---- Data section

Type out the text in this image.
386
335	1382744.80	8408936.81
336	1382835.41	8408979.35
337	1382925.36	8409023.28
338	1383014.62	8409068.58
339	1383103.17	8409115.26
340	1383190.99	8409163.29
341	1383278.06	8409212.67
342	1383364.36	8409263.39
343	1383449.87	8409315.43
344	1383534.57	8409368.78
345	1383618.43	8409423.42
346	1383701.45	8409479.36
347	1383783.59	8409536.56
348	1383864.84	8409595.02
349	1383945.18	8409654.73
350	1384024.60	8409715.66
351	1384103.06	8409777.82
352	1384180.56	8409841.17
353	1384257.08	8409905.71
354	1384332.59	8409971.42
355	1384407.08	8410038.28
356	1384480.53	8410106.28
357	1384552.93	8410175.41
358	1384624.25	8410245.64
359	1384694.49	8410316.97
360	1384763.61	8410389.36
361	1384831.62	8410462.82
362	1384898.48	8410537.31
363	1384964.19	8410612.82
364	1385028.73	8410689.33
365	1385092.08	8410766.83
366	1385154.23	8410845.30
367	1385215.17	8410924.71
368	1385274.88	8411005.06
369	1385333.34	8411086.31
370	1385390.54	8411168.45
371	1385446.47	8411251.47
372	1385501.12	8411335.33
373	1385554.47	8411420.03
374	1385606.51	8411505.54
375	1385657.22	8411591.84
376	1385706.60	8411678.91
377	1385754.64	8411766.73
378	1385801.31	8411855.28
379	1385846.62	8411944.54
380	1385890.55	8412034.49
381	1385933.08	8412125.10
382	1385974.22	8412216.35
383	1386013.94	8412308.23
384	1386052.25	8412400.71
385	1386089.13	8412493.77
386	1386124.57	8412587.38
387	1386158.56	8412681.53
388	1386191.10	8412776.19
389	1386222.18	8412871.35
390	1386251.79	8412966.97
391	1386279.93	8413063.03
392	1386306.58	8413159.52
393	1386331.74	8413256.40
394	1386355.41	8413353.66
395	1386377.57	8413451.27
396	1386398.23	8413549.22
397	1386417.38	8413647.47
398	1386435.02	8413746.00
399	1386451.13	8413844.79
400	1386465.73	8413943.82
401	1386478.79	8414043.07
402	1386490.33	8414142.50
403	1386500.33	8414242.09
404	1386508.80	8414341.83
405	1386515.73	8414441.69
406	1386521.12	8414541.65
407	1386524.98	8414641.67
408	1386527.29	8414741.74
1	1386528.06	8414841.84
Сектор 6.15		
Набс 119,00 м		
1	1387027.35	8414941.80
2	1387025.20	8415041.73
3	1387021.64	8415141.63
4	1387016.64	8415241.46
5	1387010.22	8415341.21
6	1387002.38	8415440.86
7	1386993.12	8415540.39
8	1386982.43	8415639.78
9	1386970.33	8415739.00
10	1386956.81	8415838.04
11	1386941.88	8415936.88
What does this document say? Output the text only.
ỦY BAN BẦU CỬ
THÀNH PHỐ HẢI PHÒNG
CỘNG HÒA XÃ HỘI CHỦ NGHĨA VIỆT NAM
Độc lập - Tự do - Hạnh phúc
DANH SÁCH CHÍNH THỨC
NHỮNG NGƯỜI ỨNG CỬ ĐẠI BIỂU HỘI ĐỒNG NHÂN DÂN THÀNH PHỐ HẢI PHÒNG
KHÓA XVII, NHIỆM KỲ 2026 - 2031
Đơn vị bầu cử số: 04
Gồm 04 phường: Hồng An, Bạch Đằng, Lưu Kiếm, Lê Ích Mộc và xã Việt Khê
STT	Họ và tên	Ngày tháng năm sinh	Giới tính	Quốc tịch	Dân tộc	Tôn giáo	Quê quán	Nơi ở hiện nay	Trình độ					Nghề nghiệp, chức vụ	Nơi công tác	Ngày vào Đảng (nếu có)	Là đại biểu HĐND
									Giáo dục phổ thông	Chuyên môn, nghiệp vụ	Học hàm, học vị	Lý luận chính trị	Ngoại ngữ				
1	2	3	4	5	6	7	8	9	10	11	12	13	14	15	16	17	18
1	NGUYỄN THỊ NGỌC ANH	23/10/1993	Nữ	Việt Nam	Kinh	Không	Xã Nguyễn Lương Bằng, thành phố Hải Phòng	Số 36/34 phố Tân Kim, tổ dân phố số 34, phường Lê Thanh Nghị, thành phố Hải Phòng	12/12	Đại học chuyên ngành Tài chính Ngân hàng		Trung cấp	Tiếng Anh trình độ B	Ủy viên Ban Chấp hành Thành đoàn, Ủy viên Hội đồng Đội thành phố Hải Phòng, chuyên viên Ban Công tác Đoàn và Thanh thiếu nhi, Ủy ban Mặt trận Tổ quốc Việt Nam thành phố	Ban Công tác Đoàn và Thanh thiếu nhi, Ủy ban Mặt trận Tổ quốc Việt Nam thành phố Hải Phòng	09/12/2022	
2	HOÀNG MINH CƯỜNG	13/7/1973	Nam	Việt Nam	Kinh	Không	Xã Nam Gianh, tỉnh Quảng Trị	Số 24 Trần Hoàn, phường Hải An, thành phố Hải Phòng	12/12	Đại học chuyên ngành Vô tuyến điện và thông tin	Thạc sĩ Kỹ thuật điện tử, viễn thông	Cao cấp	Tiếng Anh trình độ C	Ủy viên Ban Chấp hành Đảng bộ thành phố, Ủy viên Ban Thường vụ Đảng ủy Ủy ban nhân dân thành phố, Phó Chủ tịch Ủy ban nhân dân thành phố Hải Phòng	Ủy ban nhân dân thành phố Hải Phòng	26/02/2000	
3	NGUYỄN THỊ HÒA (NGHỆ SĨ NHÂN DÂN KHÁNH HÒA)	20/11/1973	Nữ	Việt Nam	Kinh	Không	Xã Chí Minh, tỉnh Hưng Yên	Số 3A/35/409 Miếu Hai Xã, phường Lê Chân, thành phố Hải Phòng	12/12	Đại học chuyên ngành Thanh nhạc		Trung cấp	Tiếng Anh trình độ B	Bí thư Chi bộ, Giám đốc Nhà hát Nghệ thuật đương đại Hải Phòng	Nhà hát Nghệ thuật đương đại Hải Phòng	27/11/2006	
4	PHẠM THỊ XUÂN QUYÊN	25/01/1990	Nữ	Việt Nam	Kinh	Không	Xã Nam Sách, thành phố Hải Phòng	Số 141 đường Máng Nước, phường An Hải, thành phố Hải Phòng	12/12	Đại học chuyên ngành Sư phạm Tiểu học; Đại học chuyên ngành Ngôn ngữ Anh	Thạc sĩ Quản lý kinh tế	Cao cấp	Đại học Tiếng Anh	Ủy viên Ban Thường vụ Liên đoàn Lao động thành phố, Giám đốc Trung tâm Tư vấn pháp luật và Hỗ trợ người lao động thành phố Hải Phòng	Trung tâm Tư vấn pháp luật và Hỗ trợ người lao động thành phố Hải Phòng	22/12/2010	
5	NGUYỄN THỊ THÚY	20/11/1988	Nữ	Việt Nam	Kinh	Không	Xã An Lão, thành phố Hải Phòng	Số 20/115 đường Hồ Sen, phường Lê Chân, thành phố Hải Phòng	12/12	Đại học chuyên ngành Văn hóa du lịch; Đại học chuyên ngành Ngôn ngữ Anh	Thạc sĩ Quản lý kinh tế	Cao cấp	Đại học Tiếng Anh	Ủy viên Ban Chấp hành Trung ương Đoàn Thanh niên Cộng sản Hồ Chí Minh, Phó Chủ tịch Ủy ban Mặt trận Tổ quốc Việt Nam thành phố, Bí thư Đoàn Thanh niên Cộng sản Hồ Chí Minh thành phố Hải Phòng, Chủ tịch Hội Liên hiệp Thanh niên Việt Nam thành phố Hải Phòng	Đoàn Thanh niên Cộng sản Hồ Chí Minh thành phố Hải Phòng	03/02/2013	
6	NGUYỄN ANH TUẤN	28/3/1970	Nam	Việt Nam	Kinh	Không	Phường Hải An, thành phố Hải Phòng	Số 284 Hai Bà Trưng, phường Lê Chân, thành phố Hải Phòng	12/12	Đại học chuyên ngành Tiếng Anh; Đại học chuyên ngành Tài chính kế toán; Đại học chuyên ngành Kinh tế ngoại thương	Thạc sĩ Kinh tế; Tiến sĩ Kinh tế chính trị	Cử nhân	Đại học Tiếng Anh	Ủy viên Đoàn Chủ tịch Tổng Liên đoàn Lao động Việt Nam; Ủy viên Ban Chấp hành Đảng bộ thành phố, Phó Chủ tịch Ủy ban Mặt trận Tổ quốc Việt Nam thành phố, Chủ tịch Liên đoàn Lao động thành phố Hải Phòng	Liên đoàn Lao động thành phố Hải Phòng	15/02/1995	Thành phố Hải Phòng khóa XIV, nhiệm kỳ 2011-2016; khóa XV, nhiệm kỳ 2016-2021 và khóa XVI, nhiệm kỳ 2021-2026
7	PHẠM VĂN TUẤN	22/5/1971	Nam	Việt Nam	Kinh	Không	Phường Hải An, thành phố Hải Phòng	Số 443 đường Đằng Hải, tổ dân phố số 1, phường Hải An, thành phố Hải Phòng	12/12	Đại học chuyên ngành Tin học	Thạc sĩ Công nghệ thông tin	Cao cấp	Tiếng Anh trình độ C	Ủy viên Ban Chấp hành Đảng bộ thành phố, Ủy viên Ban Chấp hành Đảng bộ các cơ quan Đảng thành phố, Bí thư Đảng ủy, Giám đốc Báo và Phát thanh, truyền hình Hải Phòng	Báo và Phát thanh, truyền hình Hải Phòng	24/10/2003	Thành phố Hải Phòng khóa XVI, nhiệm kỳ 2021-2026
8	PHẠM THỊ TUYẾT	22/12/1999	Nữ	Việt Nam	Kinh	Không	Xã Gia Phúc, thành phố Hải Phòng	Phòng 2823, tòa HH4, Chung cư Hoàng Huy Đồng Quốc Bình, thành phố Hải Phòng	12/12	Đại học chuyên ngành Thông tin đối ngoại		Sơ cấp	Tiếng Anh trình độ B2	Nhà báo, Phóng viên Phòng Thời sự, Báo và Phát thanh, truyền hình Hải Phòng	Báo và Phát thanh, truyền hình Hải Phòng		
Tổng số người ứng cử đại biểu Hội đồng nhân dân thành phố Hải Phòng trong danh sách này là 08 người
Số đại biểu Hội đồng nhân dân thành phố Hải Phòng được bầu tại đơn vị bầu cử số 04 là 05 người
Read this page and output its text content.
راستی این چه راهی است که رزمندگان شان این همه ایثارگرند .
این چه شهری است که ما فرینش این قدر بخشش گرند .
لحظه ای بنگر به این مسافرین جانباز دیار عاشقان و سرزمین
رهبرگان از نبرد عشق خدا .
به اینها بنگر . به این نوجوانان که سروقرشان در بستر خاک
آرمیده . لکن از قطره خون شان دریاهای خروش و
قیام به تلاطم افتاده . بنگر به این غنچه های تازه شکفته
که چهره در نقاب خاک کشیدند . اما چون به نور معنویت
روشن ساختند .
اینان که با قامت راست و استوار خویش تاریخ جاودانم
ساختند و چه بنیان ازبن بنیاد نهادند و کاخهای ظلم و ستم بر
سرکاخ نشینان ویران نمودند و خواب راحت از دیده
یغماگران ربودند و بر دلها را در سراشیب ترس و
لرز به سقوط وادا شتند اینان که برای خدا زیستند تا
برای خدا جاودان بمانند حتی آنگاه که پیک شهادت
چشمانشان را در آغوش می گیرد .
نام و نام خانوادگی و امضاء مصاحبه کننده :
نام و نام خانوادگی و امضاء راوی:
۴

--------

■ **What the task asks**: Of the lines in the entries, how many include the word "ساختند"? State only the number.

■ **Task output**: 2